YOUR GOAL:
Each line that holds the word "Settings" counts once; report the total and nothing else.

## start SUPPLIED RECORDS

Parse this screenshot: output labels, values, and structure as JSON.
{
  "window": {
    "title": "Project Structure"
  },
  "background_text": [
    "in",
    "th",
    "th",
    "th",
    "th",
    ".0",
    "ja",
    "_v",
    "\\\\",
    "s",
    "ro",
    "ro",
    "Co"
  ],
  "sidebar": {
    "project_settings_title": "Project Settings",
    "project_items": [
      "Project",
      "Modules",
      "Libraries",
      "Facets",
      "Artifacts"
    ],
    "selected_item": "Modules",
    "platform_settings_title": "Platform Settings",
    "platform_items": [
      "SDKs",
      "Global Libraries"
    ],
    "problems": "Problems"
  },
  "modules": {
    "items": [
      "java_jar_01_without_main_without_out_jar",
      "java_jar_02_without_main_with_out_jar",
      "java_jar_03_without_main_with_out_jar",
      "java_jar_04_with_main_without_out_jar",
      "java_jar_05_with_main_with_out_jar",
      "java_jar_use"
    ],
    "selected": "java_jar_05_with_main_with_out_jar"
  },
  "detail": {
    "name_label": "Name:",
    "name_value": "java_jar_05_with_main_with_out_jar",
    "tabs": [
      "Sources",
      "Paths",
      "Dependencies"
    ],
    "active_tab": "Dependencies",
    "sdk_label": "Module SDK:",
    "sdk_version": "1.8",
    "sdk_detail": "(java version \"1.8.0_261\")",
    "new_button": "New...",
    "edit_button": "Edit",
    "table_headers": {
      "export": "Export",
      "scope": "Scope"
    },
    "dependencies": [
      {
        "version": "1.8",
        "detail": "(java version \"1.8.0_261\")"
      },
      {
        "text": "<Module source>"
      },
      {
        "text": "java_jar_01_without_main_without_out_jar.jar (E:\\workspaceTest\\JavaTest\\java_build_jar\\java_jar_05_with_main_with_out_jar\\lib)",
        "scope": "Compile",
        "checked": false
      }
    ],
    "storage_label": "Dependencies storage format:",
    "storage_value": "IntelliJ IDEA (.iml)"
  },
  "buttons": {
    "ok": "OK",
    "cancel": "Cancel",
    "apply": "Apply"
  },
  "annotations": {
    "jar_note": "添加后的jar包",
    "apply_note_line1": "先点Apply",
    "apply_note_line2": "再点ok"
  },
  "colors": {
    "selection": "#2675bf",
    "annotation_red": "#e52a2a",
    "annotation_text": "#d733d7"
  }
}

## end SUPPLIED RECORDS
## start SUPPLIED RECORDS

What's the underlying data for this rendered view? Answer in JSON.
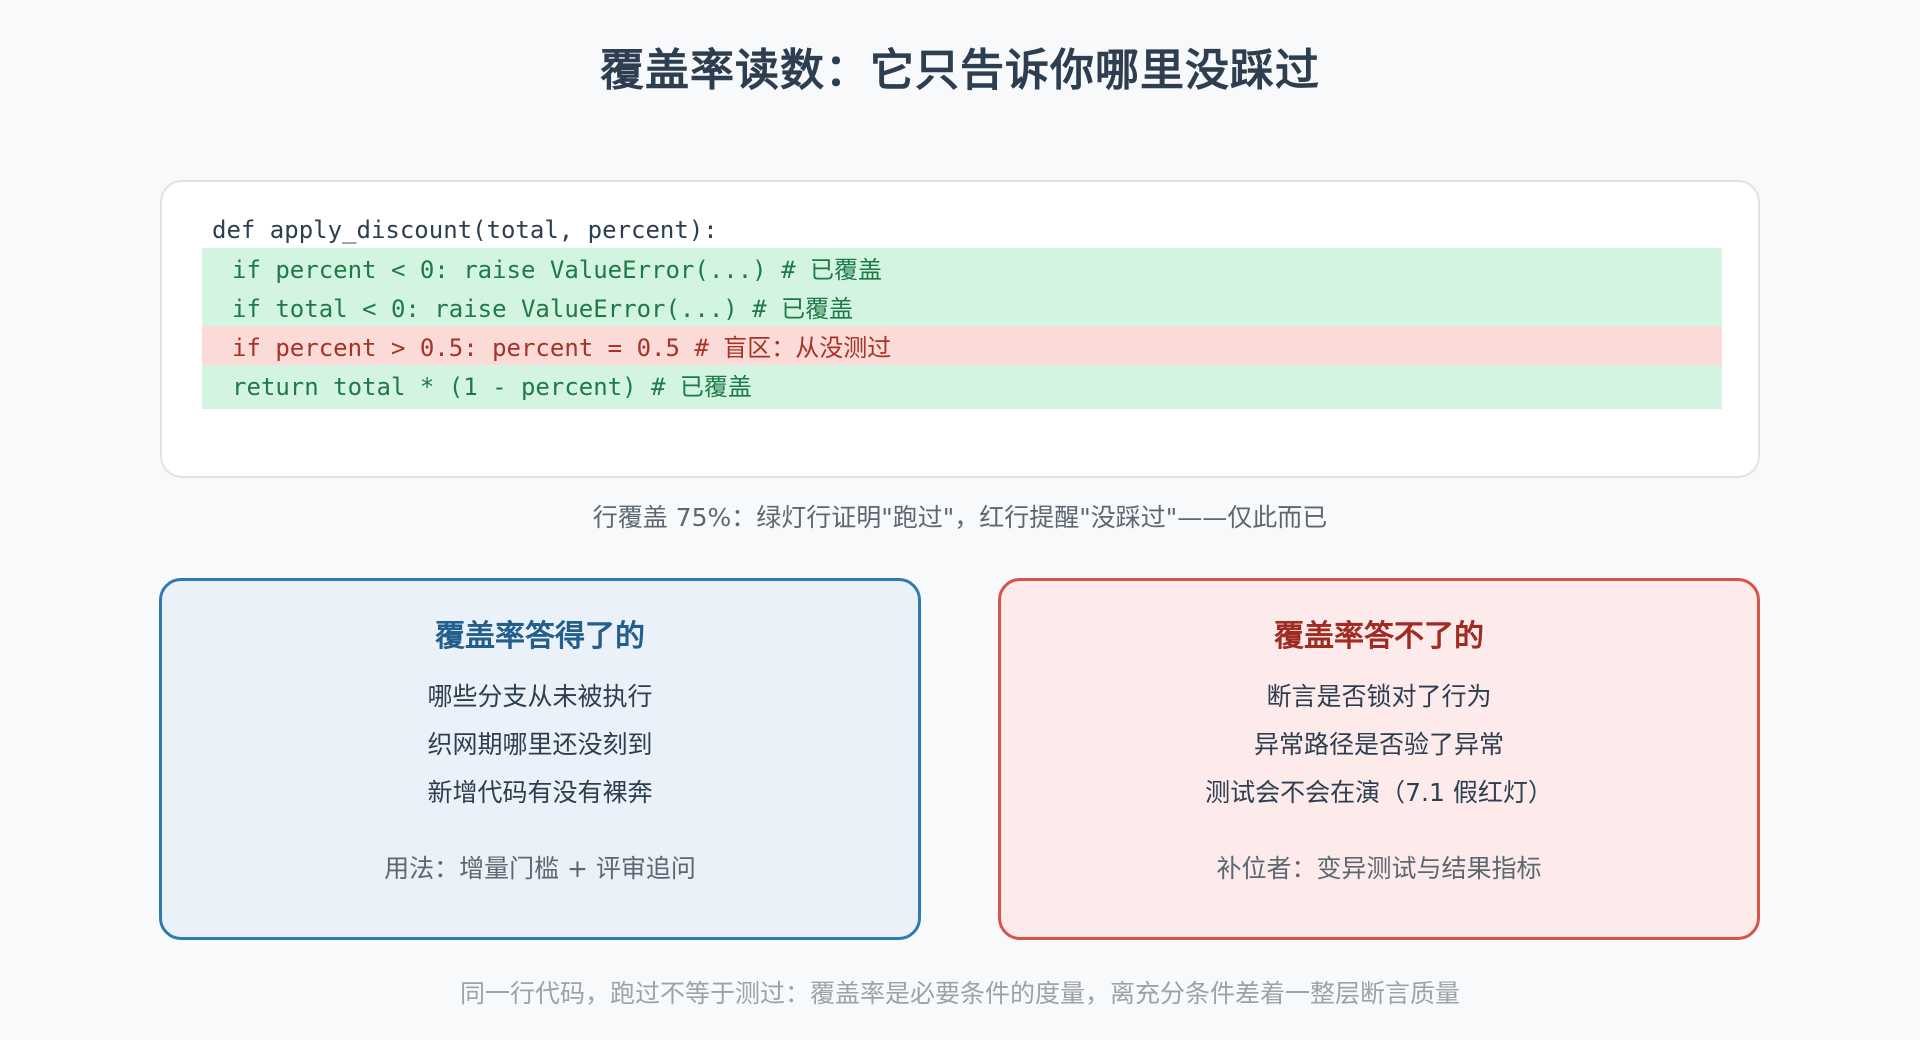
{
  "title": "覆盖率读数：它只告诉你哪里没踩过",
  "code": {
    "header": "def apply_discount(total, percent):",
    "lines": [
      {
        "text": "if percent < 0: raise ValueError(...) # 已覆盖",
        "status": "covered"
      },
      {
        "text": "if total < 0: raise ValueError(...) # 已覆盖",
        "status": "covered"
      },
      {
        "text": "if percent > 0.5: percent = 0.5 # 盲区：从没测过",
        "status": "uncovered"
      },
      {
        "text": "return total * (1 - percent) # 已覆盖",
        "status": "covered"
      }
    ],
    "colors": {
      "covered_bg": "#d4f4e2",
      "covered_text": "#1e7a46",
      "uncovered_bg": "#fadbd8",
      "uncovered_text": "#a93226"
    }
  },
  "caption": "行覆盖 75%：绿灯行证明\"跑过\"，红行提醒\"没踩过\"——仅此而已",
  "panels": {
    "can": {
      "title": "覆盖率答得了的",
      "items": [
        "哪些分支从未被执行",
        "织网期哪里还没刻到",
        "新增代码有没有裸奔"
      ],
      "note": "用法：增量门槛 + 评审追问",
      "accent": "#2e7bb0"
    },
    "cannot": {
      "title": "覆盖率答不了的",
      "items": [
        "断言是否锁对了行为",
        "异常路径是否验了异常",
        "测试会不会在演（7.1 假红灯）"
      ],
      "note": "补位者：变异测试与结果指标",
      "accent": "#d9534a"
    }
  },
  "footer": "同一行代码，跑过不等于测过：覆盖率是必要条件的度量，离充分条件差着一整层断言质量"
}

## end SUPPLIED RECORDS

PROBLEM SOLUTION:
2